(begin)
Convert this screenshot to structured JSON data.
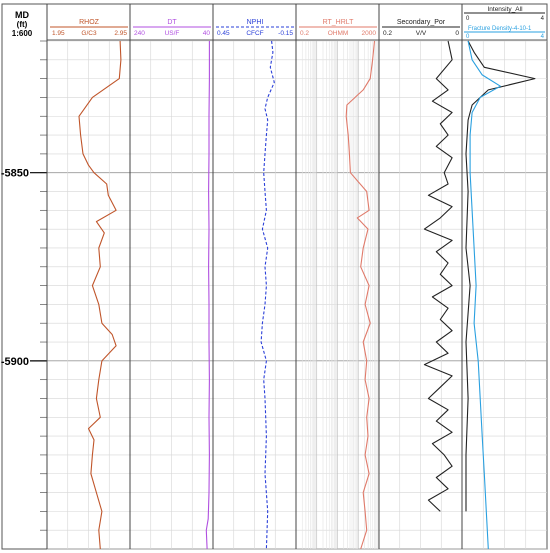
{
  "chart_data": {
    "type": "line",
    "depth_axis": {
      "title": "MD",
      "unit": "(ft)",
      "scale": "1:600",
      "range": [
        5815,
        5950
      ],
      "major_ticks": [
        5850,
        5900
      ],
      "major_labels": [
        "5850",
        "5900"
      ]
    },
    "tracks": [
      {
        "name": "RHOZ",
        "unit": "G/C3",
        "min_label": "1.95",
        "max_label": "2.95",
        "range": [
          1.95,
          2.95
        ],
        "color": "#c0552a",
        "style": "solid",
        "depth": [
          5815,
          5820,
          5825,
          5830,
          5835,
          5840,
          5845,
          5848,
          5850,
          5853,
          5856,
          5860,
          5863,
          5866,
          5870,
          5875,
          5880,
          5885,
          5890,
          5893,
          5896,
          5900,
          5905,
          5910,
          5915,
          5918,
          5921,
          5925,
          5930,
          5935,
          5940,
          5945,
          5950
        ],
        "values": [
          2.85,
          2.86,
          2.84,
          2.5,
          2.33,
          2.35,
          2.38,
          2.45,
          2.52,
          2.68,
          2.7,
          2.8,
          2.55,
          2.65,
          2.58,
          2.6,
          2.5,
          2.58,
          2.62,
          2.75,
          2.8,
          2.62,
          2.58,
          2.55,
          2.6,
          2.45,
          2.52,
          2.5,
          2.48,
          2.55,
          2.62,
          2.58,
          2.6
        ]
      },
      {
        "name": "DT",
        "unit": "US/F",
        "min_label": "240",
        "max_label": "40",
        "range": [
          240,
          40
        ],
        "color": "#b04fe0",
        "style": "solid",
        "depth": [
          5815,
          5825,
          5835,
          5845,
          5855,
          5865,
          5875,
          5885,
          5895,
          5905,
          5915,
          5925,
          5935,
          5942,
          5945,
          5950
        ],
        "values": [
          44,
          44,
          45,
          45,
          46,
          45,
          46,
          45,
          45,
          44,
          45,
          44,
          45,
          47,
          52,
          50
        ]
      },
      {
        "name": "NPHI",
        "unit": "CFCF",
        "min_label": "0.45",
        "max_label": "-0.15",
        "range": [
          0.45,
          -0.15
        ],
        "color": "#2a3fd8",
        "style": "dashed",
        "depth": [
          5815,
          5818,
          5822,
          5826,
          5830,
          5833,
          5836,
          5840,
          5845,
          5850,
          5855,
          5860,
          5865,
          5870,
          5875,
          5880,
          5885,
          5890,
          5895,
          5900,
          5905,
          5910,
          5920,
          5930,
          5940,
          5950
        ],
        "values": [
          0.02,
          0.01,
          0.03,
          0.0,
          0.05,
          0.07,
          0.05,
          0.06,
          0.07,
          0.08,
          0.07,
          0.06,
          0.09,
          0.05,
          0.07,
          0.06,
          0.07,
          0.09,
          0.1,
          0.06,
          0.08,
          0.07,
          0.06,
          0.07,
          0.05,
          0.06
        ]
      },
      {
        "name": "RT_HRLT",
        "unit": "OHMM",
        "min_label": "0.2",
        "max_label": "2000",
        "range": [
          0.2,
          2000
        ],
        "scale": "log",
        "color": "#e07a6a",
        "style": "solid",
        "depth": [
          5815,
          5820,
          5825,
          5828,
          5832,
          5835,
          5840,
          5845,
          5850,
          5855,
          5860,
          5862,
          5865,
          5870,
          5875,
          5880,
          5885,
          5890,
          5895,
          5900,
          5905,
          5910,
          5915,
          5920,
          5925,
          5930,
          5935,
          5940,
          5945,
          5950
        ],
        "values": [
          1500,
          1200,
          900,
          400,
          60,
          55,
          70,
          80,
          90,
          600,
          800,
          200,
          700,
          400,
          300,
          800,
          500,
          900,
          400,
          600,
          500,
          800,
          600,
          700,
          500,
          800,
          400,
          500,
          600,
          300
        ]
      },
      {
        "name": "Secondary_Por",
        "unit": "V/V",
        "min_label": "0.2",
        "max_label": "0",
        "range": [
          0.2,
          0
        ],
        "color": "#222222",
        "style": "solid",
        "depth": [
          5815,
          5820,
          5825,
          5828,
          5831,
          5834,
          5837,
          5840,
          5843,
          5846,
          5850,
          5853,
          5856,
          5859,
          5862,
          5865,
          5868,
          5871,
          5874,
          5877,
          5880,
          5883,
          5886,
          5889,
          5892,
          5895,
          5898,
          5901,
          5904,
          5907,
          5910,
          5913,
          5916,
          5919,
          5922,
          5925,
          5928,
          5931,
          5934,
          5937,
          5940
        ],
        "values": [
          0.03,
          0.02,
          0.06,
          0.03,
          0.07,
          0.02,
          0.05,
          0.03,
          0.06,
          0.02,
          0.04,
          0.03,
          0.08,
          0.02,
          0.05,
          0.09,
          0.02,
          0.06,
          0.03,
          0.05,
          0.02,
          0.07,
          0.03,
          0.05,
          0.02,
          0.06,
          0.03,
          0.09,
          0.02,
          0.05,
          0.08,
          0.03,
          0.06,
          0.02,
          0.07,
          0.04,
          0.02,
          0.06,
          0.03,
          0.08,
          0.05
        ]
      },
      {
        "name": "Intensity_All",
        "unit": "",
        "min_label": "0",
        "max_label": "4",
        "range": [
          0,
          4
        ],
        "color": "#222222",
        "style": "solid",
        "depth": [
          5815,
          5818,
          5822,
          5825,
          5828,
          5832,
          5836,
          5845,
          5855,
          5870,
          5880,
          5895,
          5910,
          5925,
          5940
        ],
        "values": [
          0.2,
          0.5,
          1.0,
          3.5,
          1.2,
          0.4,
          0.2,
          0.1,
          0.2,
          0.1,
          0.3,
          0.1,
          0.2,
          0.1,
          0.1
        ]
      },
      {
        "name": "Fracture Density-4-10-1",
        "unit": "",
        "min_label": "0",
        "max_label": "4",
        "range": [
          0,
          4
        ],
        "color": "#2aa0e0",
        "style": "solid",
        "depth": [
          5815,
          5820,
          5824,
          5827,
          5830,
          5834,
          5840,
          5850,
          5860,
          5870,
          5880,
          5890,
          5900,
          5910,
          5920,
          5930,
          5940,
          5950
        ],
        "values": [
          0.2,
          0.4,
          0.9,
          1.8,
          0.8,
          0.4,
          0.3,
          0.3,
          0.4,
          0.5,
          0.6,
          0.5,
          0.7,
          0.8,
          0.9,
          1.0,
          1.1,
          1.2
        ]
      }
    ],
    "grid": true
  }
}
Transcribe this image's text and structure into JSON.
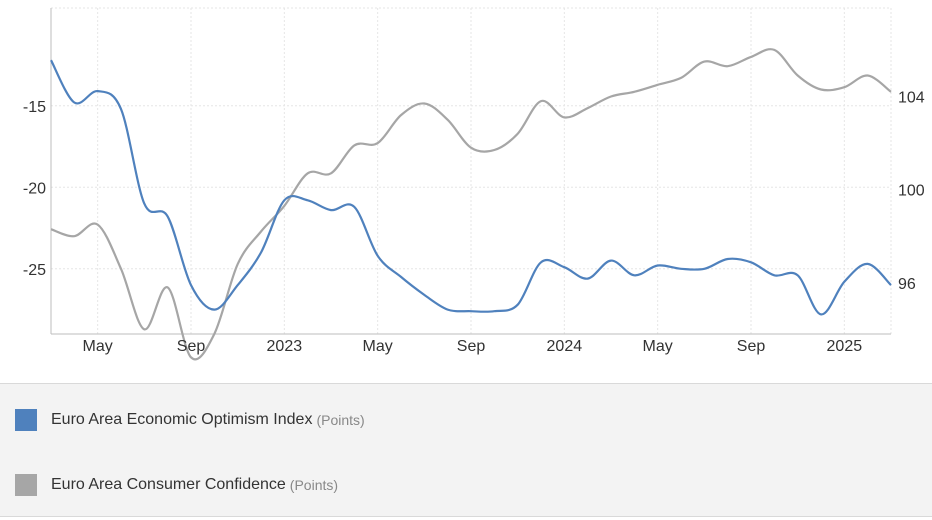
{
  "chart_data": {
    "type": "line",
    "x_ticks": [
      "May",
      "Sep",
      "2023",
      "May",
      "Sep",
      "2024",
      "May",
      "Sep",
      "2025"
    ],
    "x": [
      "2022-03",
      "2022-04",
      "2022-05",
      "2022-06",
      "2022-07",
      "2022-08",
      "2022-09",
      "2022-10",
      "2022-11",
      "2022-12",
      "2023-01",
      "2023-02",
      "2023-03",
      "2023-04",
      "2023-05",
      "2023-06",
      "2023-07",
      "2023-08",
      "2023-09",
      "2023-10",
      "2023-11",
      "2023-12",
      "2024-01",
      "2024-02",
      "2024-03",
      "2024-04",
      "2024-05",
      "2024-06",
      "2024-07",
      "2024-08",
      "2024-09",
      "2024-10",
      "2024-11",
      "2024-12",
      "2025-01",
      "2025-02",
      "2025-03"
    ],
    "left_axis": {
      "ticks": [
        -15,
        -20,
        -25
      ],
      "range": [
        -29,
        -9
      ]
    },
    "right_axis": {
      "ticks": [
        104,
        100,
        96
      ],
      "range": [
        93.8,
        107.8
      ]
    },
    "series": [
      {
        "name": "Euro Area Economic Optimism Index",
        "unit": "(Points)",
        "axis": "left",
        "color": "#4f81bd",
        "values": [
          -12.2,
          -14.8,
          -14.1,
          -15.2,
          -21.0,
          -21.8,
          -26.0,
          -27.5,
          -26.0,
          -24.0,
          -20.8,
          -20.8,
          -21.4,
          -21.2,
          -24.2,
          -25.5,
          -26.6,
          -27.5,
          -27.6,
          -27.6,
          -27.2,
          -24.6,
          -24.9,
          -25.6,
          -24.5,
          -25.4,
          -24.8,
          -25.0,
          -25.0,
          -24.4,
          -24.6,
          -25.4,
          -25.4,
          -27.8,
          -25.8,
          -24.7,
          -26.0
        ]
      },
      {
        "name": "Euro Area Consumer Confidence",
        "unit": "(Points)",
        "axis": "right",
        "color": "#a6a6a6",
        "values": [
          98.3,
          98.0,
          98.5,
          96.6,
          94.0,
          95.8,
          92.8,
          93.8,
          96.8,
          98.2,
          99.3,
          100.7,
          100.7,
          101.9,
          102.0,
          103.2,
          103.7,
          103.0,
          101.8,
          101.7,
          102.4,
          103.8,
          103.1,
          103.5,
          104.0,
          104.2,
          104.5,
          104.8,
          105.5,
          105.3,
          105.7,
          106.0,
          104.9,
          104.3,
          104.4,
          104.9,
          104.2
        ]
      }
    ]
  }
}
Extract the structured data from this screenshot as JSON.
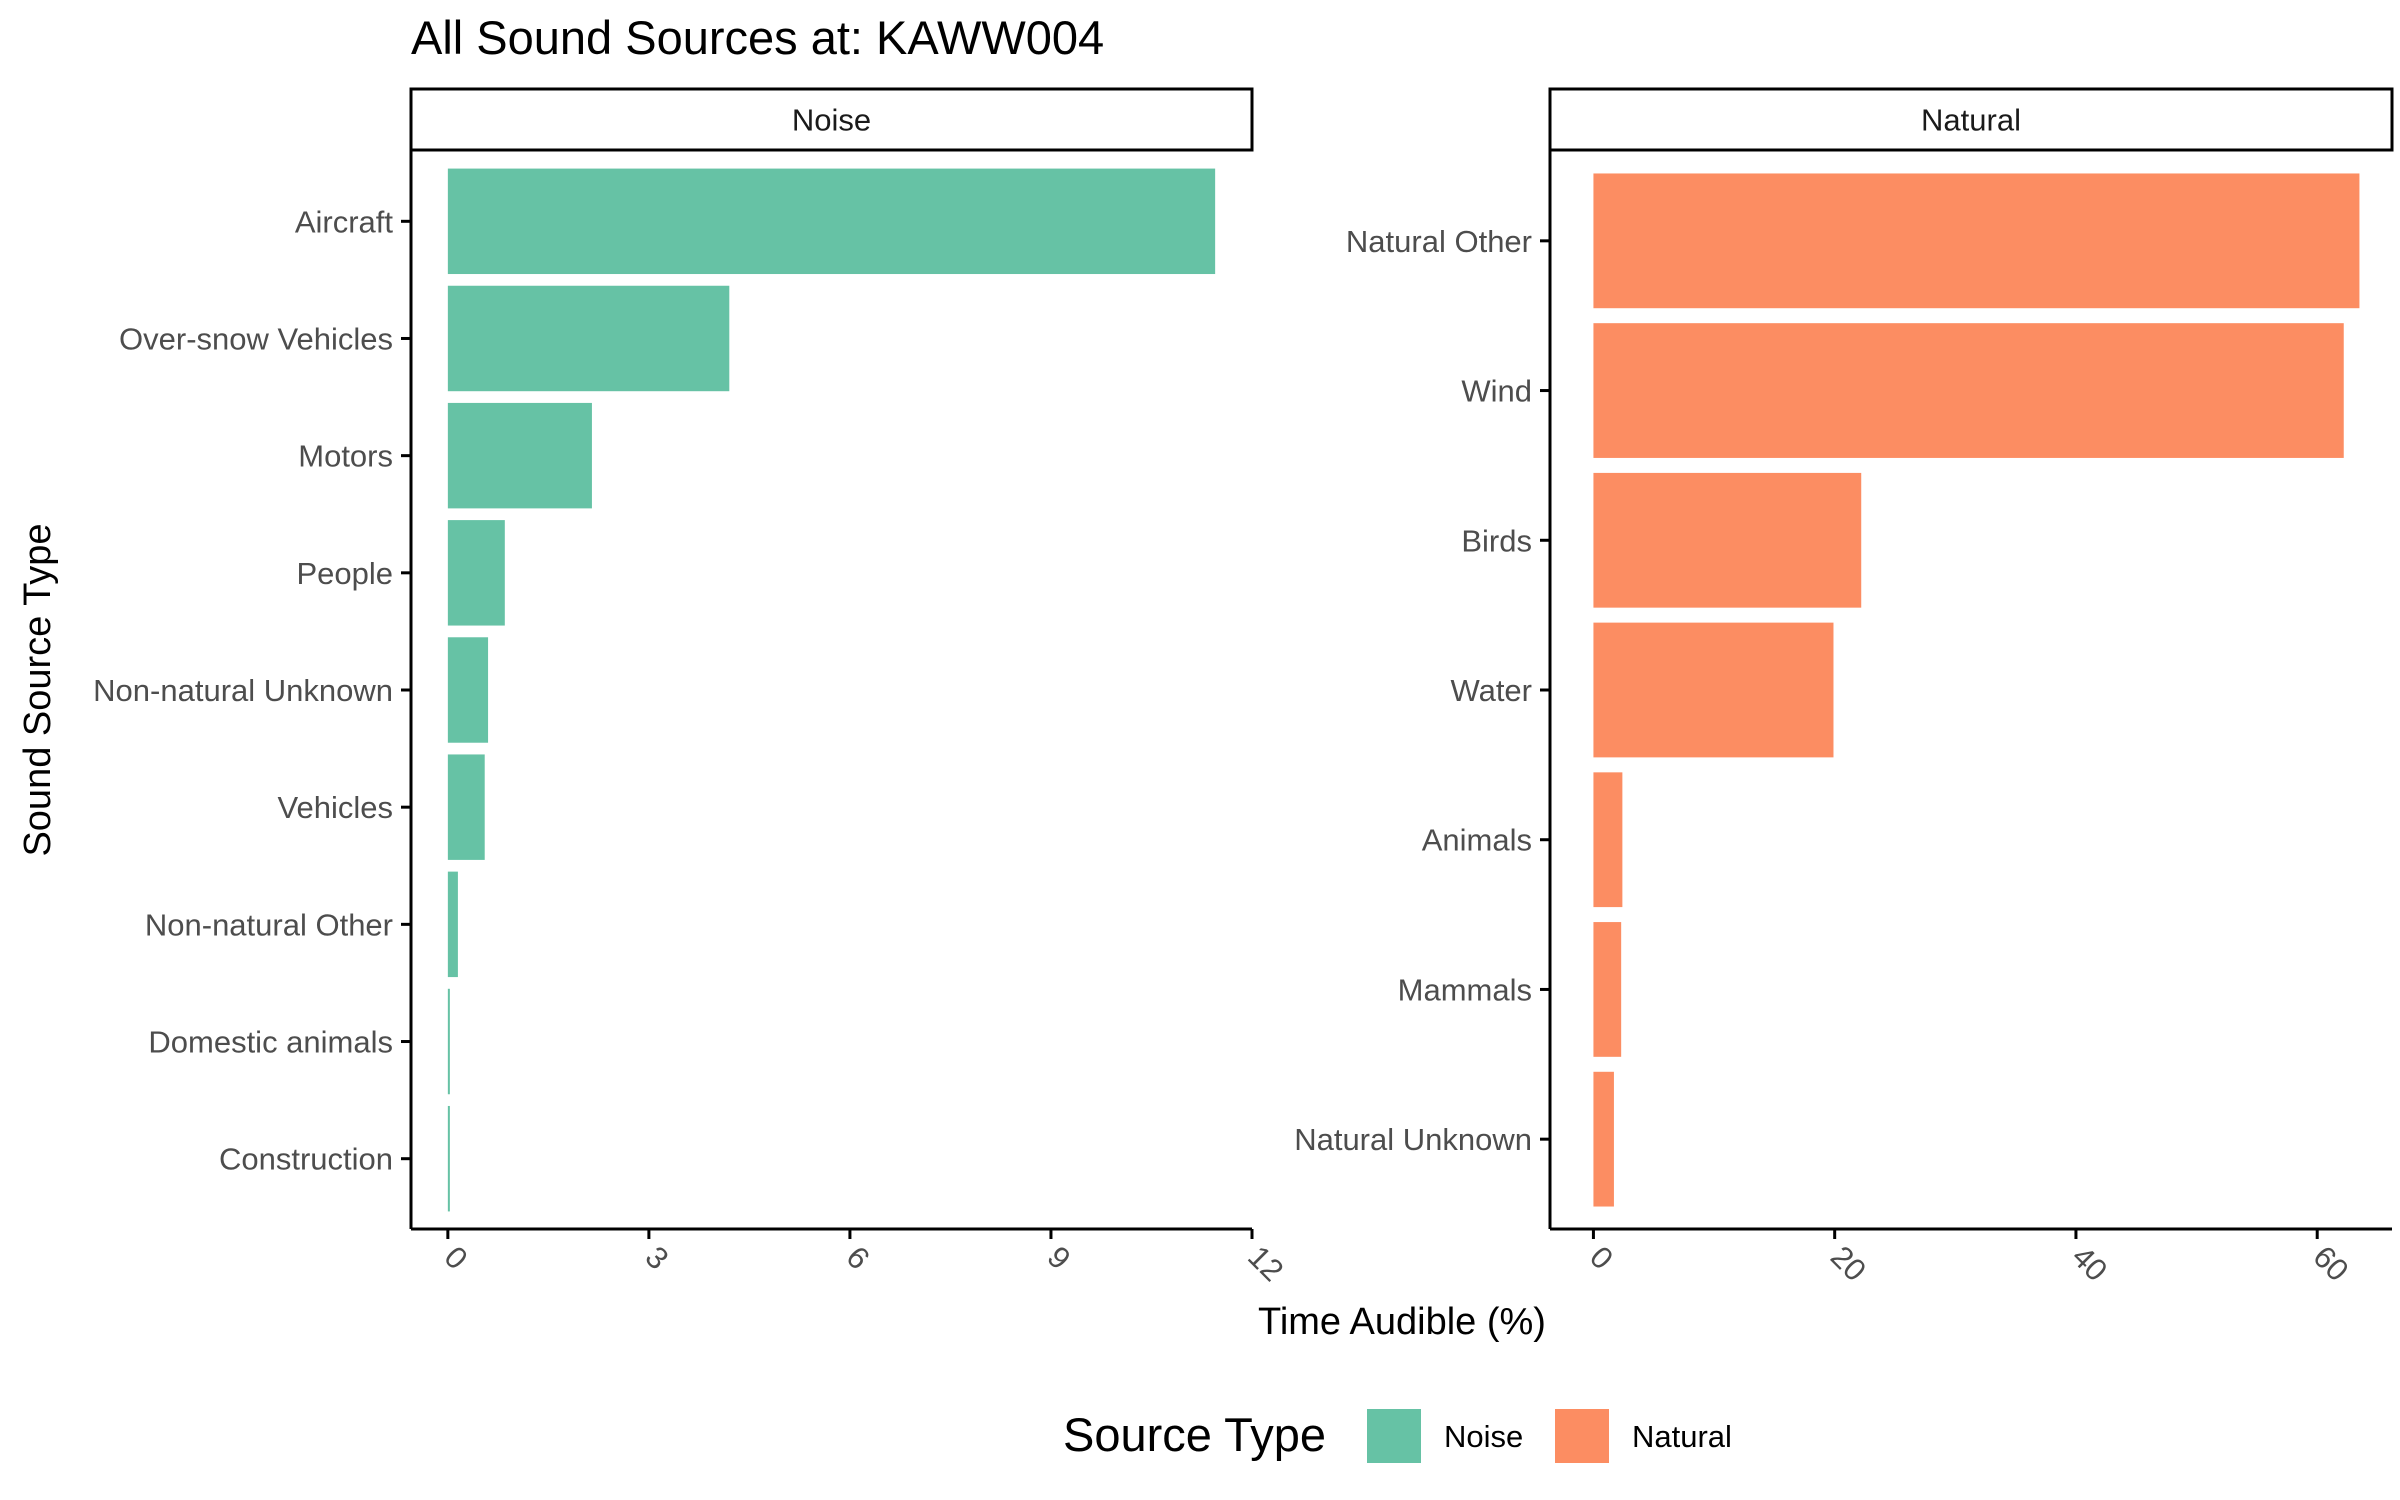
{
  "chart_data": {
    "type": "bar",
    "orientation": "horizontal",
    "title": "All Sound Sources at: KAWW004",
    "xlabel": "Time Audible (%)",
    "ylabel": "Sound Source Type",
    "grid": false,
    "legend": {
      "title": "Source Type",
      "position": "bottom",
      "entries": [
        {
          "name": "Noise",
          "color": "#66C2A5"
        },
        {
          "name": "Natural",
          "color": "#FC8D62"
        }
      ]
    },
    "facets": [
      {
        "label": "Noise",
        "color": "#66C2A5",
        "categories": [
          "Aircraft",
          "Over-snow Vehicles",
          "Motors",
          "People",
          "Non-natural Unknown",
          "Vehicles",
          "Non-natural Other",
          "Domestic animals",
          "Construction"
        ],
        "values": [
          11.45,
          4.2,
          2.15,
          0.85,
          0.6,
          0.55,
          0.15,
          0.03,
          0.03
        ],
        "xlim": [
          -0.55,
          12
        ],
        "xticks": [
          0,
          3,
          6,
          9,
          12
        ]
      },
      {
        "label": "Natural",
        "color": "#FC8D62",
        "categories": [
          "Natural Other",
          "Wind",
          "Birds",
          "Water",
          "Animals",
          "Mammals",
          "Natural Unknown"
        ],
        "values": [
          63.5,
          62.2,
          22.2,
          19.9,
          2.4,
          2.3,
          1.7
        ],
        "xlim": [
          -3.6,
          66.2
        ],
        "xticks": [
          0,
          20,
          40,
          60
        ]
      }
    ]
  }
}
(end)
## Given problem
Print exactly the span of lines that begins with the line containing "Extract the structured" and ends with the last line of the listing, with no pictures.

## Output for this exercise
Extract the structured data from this screenshot as JSON.
{
  "chart_data": {
    "type": "bar",
    "orientation": "horizontal",
    "title": "All Sound Sources at: KAWW004",
    "xlabel": "Time Audible (%)",
    "ylabel": "Sound Source Type",
    "grid": false,
    "legend": {
      "title": "Source Type",
      "position": "bottom",
      "entries": [
        {
          "name": "Noise",
          "color": "#66C2A5"
        },
        {
          "name": "Natural",
          "color": "#FC8D62"
        }
      ]
    },
    "facets": [
      {
        "label": "Noise",
        "color": "#66C2A5",
        "categories": [
          "Aircraft",
          "Over-snow Vehicles",
          "Motors",
          "People",
          "Non-natural Unknown",
          "Vehicles",
          "Non-natural Other",
          "Domestic animals",
          "Construction"
        ],
        "values": [
          11.45,
          4.2,
          2.15,
          0.85,
          0.6,
          0.55,
          0.15,
          0.03,
          0.03
        ],
        "xlim": [
          -0.55,
          12
        ],
        "xticks": [
          0,
          3,
          6,
          9,
          12
        ]
      },
      {
        "label": "Natural",
        "color": "#FC8D62",
        "categories": [
          "Natural Other",
          "Wind",
          "Birds",
          "Water",
          "Animals",
          "Mammals",
          "Natural Unknown"
        ],
        "values": [
          63.5,
          62.2,
          22.2,
          19.9,
          2.4,
          2.3,
          1.7
        ],
        "xlim": [
          -3.6,
          66.2
        ],
        "xticks": [
          0,
          20,
          40,
          60
        ]
      }
    ]
  }
}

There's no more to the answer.